• Page text

- Born: 1968 (age 57–58)
- Education: University of Pittsburgh (MFA) University of Southern Mississippi (PhD)
- Writing career
- Genres: novelist, short story writer

= Damian Dressick =

American writer (born 1968)

Damian Dressick (born 1968) is an American author from Pittsburgh, Pennsylvania.

==Career==
Dressick is the author of the novel 40 Patchtown (Bottom Dog Press, 2020), and the story collection Fables of the Deconstruction (forthcoming in 2020 from CLASH Books). His story “Four Hard Facts about Water” appeared in New Micro: Exceptionally Short Fiction, an anthology published by W. W. Norton in 2019.

Dressick’s fiction work has also appeared in many literary journals, including the New Delta Review, McSweeneys, Alimentum, failbetter, Post Road, HeartWood Literary Journal, New Orleans Review, CutBank, Hot Metal Bridge, Weave, New World Writing, SmokeLong Quarterly, Barcelona Review, and Hobart. He has published essays in Hippocampus Magazine and Connotation Press.

• Required tasks
1) Answer these from the Damian Dressick article:
(a) Which university awarded Dressick his MFA?
(b) Which press published the novel 40 Patchtown?
(c) In which two publications has he published essays?
2) Reproduce the passage of the Damian Dressick article that begins with the words "American writer (born" and ends with the words "Norton in 2019.".

• Source data
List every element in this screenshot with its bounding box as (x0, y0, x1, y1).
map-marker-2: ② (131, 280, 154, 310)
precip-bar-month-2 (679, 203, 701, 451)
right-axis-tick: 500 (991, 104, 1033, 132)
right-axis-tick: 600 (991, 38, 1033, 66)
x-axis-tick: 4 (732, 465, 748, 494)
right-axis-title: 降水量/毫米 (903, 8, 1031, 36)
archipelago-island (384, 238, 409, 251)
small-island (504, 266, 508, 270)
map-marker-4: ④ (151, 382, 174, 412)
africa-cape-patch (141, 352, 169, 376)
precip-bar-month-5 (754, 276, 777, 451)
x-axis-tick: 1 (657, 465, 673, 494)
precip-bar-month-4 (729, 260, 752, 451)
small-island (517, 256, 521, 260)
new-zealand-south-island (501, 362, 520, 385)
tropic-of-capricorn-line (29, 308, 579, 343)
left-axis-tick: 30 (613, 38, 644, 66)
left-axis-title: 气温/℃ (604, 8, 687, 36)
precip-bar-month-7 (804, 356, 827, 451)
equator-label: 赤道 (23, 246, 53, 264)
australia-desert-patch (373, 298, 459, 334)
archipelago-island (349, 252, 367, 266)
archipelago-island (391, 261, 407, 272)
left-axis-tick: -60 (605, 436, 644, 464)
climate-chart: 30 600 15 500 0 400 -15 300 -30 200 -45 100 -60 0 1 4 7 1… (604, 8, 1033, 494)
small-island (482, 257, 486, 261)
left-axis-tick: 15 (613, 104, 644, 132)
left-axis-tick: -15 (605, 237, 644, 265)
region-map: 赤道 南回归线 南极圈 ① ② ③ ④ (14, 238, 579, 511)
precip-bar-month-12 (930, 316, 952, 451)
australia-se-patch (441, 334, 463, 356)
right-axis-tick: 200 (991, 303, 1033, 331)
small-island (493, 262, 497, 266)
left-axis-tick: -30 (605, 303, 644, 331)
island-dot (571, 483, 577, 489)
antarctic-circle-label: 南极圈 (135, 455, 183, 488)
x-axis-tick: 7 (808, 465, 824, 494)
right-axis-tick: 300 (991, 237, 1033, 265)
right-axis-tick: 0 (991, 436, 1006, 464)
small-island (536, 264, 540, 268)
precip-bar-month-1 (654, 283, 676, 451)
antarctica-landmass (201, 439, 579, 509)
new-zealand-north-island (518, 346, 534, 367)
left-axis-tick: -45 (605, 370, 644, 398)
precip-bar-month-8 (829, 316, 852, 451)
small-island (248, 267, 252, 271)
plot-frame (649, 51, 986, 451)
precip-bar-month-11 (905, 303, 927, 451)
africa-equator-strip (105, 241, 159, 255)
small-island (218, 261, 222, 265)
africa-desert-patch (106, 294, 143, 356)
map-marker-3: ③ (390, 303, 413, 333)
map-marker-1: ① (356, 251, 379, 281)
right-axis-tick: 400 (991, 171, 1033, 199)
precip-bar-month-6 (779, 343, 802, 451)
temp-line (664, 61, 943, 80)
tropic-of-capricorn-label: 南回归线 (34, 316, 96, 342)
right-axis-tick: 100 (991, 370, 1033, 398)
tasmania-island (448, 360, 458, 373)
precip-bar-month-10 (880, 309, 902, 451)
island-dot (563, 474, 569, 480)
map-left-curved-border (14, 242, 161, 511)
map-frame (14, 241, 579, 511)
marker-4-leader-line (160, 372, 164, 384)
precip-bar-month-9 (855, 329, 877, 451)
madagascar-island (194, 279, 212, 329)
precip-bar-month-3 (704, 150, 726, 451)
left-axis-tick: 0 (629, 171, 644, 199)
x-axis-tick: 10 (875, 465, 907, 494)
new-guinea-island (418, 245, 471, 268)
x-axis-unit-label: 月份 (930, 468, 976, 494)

• Answers by item number
1)
(a) University of Pittsburgh
(b) Bottom Dog Press
(c) Hippocampus Magazine and Connotation Press

2)
American writer (born 1968)

Damian Dressick (born 1968) is an American author from Pittsburgh, Pennsylvania.

==Career==
Dressick is the author of the novel 40 Patchtown (Bottom Dog Press, 2020), and the story collection Fables of the Deconstruction (forthcoming in 2020 from CLASH Books). His story “Four Hard Facts about Water” appeared in New Micro: Exceptionally Short Fiction, an anthology published by W. W. Norton in 2019.